* PROBLEM STATEMENT *
Convert every row from the first one through the row containing "report-button[interactable]: Report: [12, 462, 70, 476]" into a JSON list of strings, one string per row, leaving out blank lines.

* PROVIDED RECORDS *
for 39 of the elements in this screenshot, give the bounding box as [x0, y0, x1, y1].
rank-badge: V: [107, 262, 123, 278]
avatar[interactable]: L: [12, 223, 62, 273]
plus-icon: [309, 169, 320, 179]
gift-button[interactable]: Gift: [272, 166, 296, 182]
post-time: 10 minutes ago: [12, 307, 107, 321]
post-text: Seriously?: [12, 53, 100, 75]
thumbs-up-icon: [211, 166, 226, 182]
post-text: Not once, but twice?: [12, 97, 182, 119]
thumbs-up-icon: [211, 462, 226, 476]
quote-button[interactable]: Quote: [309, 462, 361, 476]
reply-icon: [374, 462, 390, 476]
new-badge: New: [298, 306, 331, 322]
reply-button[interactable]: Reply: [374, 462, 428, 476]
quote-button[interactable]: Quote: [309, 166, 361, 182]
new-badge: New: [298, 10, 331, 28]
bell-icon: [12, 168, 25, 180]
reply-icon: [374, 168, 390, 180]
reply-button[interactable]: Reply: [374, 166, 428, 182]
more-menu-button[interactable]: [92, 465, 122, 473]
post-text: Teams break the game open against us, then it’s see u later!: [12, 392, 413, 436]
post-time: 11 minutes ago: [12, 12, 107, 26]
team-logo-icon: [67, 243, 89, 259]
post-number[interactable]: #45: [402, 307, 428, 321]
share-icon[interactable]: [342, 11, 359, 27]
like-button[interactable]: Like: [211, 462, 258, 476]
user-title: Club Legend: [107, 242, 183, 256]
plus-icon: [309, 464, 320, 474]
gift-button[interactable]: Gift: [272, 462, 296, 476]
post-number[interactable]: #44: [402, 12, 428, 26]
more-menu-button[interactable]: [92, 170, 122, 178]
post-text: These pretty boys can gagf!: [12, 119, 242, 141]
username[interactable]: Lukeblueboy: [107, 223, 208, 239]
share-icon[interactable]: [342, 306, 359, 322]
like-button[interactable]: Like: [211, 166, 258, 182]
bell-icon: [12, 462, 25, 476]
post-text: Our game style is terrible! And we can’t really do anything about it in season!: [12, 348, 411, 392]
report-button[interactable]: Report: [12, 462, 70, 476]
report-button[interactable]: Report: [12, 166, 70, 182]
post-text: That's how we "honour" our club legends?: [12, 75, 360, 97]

* TASK ANSWER *
[
  "for 39 of the elements in this screenshot, give the bounding box as [x0, y0, x1, y1].",
  "rank-badge: V: [107, 262, 123, 278]",
  "avatar[interactable]: L: [12, 223, 62, 273]",
  "plus-icon: [309, 169, 320, 179]",
  "gift-button[interactable]: Gift: [272, 166, 296, 182]",
  "post-time: 10 minutes ago: [12, 307, 107, 321]",
  "post-text: Seriously?: [12, 53, 100, 75]",
  "thumbs-up-icon: [211, 166, 226, 182]",
  "post-text: Not once, but twice?: [12, 97, 182, 119]",
  "thumbs-up-icon: [211, 462, 226, 476]",
  "quote-button[interactable]: Quote: [309, 462, 361, 476]",
  "reply-icon: [374, 462, 390, 476]",
  "new-badge: New: [298, 306, 331, 322]",
  "reply-button[interactable]: Reply: [374, 462, 428, 476]",
  "quote-button[interactable]: Quote: [309, 166, 361, 182]",
  "new-badge: New: [298, 10, 331, 28]",
  "bell-icon: [12, 168, 25, 180]",
  "reply-icon: [374, 168, 390, 180]",
  "reply-button[interactable]: Reply: [374, 166, 428, 182]",
  "more-menu-button[interactable]: [92, 465, 122, 473]",
  "post-text: Teams break the game open against us, then it’s see u later!: [12, 392, 413, 436]",
  "post-time: 11 minutes ago: [12, 12, 107, 26]",
  "team-logo-icon: [67, 243, 89, 259]",
  "post-number[interactable]: #45: [402, 307, 428, 321]",
  "share-icon[interactable]: [342, 11, 359, 27]",
  "like-button[interactable]: Like: [211, 462, 258, 476]",
  "user-title: Club Legend: [107, 242, 183, 256]",
  "plus-icon: [309, 464, 320, 474]",
  "gift-button[interactable]: Gift: [272, 462, 296, 476]",
  "post-number[interactable]: #44: [402, 12, 428, 26]",
  "more-menu-button[interactable]: [92, 170, 122, 178]",
  "post-text: These pretty boys can gagf!: [12, 119, 242, 141]",
  "username[interactable]: Lukeblueboy: [107, 223, 208, 239]",
  "share-icon[interactable]: [342, 306, 359, 322]",
  "like-button[interactable]: Like: [211, 166, 258, 182]",
  "bell-icon: [12, 462, 25, 476]",
  "post-text: Our game style is terrible! And we can’t really do anything about it in season!: [12, 348, 411, 392]",
  "report-button[interactable]: Report: [12, 462, 70, 476]"
]